"""
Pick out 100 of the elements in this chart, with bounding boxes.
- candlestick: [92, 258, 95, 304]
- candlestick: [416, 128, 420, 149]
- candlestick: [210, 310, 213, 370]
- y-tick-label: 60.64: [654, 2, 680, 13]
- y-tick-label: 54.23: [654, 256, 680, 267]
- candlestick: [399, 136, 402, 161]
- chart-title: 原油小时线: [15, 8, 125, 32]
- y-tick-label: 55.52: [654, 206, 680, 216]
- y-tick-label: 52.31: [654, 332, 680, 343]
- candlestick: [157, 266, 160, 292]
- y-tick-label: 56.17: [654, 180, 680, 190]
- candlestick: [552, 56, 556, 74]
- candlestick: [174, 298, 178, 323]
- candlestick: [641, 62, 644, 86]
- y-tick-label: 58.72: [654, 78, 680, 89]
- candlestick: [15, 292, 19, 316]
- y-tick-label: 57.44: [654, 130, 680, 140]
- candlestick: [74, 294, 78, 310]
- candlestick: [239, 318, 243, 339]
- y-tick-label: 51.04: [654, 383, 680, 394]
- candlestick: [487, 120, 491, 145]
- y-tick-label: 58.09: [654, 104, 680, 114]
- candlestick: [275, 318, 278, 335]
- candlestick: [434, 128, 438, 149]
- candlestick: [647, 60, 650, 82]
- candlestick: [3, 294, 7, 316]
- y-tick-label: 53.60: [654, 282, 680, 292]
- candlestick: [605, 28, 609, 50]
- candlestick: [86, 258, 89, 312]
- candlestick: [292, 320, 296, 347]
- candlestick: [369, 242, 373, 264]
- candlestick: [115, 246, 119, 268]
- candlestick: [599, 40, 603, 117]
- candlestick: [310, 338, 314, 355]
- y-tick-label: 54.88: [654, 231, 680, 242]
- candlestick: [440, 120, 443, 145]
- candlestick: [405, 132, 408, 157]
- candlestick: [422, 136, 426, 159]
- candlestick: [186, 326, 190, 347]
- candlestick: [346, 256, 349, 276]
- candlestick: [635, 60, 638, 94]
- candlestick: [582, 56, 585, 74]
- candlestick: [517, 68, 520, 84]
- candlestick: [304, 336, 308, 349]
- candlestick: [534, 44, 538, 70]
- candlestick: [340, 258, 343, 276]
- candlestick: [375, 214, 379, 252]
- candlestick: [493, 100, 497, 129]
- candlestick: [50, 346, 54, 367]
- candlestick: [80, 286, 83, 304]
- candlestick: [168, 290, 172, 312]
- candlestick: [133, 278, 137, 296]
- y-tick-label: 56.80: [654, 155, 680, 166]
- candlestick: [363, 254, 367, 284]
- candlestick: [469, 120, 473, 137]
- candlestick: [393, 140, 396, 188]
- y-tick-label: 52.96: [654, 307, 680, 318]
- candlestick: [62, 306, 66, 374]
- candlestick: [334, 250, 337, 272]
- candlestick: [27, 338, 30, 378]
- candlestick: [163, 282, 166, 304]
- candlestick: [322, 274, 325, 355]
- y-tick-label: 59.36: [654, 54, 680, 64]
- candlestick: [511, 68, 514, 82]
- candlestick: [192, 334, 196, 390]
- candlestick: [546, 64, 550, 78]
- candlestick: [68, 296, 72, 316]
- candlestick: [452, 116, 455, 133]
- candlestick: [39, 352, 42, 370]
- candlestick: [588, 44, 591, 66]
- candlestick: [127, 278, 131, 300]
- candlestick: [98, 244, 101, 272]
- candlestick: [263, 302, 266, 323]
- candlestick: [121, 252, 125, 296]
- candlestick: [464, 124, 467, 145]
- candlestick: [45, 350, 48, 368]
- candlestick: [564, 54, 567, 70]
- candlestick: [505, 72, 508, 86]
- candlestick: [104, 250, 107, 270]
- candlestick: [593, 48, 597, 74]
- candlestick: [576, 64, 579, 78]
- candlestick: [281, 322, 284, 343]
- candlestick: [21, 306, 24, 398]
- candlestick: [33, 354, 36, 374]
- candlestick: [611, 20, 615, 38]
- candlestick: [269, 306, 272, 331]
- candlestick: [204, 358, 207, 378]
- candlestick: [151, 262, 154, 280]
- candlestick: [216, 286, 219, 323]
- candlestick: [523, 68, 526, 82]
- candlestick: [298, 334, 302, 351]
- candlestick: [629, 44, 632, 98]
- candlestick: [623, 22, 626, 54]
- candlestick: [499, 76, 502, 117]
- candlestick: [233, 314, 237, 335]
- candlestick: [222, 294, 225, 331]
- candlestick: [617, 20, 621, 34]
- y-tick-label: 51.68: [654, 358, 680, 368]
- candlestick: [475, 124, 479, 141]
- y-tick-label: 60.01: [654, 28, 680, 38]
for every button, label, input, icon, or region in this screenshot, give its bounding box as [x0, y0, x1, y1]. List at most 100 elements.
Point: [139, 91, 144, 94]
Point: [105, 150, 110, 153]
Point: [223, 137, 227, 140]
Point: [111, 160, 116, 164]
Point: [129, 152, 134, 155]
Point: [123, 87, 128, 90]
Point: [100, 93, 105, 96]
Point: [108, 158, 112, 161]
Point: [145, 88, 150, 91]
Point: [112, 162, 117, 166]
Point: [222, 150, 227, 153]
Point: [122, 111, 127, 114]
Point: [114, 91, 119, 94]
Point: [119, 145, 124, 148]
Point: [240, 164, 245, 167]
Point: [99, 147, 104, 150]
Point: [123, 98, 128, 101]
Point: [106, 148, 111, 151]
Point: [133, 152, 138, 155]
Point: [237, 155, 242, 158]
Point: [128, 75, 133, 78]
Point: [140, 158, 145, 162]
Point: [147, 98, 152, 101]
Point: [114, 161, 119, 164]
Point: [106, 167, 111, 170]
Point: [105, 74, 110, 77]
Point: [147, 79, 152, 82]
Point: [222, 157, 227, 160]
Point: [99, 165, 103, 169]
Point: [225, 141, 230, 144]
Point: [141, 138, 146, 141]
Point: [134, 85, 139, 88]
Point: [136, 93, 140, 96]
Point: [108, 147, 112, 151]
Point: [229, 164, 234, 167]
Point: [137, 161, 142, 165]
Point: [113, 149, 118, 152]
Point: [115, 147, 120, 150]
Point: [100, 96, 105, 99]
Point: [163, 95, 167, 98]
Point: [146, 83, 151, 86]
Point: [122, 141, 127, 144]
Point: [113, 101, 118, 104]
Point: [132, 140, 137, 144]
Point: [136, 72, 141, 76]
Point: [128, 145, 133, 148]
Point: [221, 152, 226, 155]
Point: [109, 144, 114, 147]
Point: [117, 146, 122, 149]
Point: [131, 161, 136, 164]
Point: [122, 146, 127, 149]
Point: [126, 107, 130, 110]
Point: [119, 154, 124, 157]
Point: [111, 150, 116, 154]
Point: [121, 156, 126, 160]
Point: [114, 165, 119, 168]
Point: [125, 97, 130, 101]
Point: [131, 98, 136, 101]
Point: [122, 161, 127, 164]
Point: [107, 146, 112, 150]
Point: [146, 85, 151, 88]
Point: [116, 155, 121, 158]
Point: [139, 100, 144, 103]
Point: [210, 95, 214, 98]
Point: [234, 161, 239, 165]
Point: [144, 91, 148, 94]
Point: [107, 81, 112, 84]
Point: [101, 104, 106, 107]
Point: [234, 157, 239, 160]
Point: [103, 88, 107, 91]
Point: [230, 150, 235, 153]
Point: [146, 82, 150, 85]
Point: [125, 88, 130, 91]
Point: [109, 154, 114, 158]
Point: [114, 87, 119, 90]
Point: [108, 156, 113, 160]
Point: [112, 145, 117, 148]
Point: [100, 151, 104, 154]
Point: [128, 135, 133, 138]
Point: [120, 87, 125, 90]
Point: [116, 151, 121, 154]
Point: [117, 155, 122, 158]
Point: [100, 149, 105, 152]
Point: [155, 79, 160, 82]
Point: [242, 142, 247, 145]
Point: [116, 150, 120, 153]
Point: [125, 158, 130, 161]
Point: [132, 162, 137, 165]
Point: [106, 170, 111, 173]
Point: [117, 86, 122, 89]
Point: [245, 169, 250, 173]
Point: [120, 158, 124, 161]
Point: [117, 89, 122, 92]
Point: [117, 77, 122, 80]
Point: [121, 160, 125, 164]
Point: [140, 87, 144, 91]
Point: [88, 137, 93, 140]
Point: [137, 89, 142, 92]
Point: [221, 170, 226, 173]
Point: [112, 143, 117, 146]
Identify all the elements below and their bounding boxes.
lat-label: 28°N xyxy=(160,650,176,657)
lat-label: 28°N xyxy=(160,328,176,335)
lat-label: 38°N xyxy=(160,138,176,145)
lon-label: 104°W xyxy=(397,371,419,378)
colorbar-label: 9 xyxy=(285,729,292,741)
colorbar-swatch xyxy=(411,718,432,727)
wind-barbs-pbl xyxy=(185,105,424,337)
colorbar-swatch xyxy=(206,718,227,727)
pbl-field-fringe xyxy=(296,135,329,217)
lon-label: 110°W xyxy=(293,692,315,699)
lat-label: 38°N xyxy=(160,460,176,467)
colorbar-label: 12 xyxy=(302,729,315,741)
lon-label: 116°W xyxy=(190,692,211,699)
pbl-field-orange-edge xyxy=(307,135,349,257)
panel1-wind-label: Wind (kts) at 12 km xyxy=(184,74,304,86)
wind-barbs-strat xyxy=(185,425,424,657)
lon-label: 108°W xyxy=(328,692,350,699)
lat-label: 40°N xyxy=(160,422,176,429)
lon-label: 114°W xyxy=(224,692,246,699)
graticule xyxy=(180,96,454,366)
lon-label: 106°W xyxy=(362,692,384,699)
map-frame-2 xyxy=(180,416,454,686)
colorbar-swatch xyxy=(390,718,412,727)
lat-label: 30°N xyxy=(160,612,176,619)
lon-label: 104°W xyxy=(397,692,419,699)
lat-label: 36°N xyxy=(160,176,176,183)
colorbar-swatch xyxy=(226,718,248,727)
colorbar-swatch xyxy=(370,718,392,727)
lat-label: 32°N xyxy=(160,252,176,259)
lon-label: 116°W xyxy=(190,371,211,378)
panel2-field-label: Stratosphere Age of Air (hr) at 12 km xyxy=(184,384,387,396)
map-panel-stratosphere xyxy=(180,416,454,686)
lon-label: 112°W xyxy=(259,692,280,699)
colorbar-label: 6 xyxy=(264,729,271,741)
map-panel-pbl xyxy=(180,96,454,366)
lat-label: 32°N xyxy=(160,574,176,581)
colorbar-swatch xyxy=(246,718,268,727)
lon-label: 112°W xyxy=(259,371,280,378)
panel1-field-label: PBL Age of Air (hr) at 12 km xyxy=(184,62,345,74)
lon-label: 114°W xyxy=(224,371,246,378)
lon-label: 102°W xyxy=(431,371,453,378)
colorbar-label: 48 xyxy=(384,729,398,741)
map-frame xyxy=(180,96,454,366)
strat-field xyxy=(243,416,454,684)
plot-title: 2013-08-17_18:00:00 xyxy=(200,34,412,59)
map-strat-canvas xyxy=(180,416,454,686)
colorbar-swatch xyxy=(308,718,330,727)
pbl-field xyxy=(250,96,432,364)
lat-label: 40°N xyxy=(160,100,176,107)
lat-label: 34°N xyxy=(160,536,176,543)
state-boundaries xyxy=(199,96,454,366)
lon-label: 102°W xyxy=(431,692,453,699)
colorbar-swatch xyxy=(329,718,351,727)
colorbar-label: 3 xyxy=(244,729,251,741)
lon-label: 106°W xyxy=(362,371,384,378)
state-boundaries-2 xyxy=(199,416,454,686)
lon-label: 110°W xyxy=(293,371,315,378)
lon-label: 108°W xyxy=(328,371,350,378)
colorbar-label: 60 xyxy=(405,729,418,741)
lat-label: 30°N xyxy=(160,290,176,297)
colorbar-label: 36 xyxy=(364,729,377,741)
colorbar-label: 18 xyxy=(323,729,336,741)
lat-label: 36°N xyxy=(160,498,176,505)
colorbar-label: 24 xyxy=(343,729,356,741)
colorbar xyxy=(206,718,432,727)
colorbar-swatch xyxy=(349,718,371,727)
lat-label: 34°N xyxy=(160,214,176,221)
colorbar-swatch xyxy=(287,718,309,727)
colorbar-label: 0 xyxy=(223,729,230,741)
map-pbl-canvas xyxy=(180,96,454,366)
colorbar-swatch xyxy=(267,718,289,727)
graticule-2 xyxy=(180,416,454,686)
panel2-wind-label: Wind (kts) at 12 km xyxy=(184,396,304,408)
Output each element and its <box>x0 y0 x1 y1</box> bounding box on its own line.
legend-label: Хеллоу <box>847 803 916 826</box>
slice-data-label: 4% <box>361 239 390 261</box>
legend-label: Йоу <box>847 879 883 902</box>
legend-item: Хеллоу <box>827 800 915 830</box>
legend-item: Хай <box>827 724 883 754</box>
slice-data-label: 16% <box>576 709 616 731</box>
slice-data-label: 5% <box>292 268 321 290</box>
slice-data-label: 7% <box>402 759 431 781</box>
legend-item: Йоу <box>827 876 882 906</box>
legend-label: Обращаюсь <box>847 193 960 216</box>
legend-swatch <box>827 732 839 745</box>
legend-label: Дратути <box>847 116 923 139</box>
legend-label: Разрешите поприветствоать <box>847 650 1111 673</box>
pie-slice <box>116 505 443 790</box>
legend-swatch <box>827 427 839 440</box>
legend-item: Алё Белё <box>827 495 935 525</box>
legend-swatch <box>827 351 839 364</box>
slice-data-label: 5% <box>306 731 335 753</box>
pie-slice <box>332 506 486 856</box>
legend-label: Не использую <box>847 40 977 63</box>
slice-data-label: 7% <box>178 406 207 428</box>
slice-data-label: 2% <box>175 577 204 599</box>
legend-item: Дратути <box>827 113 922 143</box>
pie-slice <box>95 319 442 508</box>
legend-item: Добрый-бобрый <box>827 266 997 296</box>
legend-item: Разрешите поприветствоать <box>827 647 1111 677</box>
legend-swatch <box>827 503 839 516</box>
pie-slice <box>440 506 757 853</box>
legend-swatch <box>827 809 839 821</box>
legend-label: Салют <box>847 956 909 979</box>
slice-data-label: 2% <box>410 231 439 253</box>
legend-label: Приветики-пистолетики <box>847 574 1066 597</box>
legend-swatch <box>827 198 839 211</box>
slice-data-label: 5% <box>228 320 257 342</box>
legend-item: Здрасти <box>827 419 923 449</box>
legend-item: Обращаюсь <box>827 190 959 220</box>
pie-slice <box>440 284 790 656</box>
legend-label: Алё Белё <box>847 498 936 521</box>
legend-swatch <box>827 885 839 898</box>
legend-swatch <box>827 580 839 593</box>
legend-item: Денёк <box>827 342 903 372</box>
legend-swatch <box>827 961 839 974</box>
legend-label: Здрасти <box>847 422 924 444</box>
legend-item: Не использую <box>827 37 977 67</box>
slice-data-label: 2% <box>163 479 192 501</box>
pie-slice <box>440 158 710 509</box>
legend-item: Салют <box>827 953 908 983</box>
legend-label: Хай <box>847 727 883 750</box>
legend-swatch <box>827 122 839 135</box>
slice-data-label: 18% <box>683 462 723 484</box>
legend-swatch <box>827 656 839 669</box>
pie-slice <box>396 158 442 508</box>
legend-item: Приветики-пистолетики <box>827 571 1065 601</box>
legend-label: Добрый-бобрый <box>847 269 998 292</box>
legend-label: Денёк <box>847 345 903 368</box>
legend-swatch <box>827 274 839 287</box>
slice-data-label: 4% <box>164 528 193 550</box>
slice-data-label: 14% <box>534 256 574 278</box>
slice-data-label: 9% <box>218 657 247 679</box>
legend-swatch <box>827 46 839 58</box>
"""
▸ **Your task**
Return word for word the data lines starting at the very first line of the data and ending at the line that contains "- y-tick-label: 52.31: [654, 332, 680, 343]", including both of those lines.

▸ **Output for this exercise**
Pick out 100 of the elements in this chart, with bounding boxes.
- candlestick: [92, 258, 95, 304]
- candlestick: [416, 128, 420, 149]
- candlestick: [210, 310, 213, 370]
- y-tick-label: 60.64: [654, 2, 680, 13]
- y-tick-label: 54.23: [654, 256, 680, 267]
- candlestick: [399, 136, 402, 161]
- chart-title: 原油小时线: [15, 8, 125, 32]
- y-tick-label: 55.52: [654, 206, 680, 216]
- y-tick-label: 52.31: [654, 332, 680, 343]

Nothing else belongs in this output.